* Exercise task
Select, from the material below, each line with "screenshot" in it.

* Data section
▼

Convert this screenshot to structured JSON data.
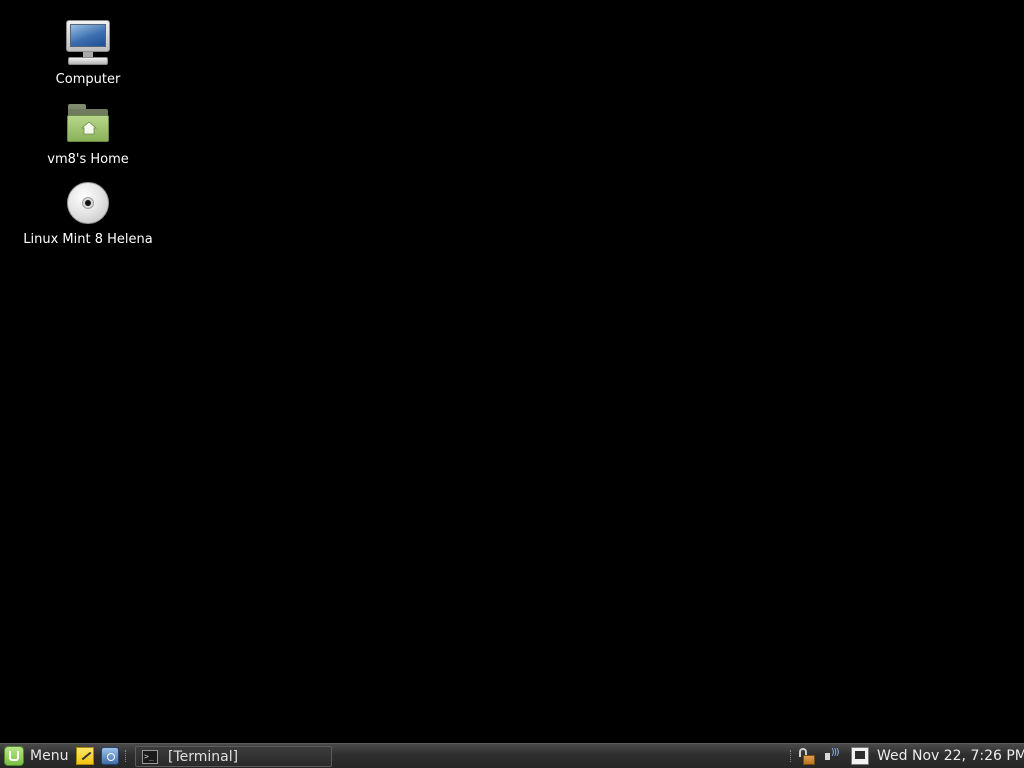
{
  "desktop": {
    "background_color": "#000000",
    "icons": [
      {
        "label": "Computer",
        "icon": "computer-icon"
      },
      {
        "label": "vm8's Home",
        "icon": "home-folder-icon"
      },
      {
        "label": "Linux Mint 8 Helena",
        "icon": "cd-disc-icon"
      }
    ]
  },
  "panel": {
    "menu_label": "Menu",
    "launchers": [
      {
        "icon": "text-editor-icon"
      },
      {
        "icon": "screenshot-icon"
      }
    ],
    "tasks": [
      {
        "label": "[Terminal]",
        "icon": "terminal-icon"
      }
    ],
    "tray": [
      {
        "icon": "lock-icon"
      },
      {
        "icon": "volume-icon"
      },
      {
        "icon": "network-icon"
      }
    ],
    "clock": "Wed Nov 22,  7:26 PM",
    "accent_color": "#8bc34a"
  }
}
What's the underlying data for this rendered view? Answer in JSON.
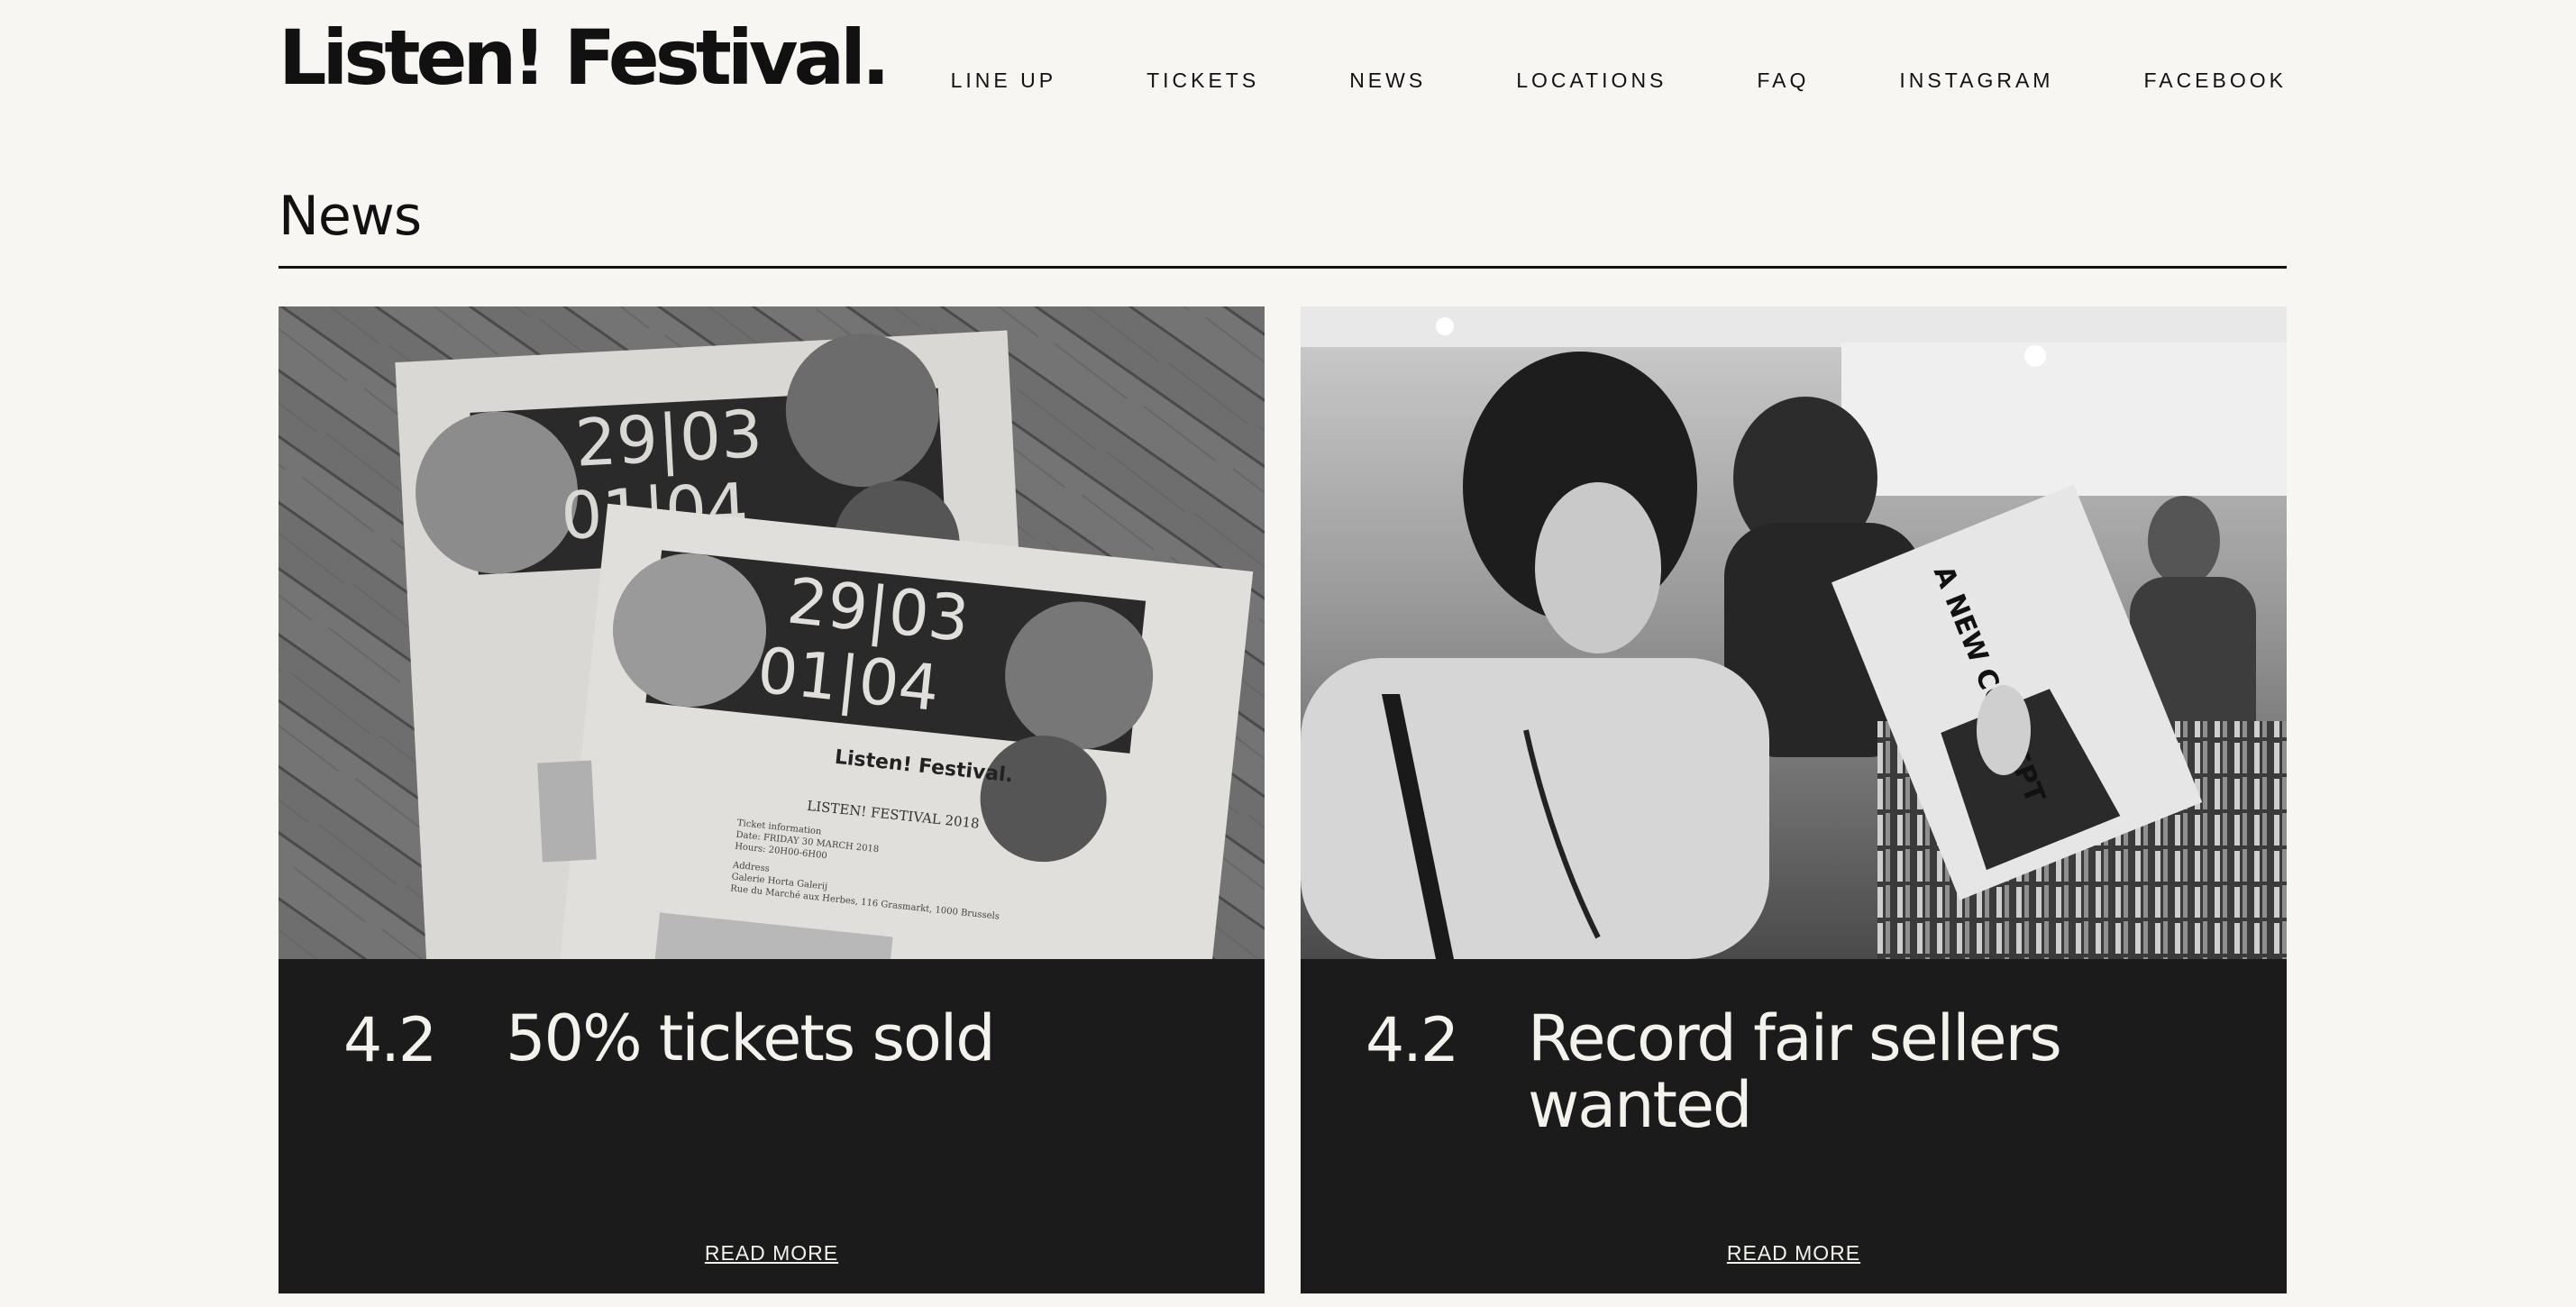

▲

* Final result
Convert this screenshot to structured JSON data.
        "icon": "screenshot-icon"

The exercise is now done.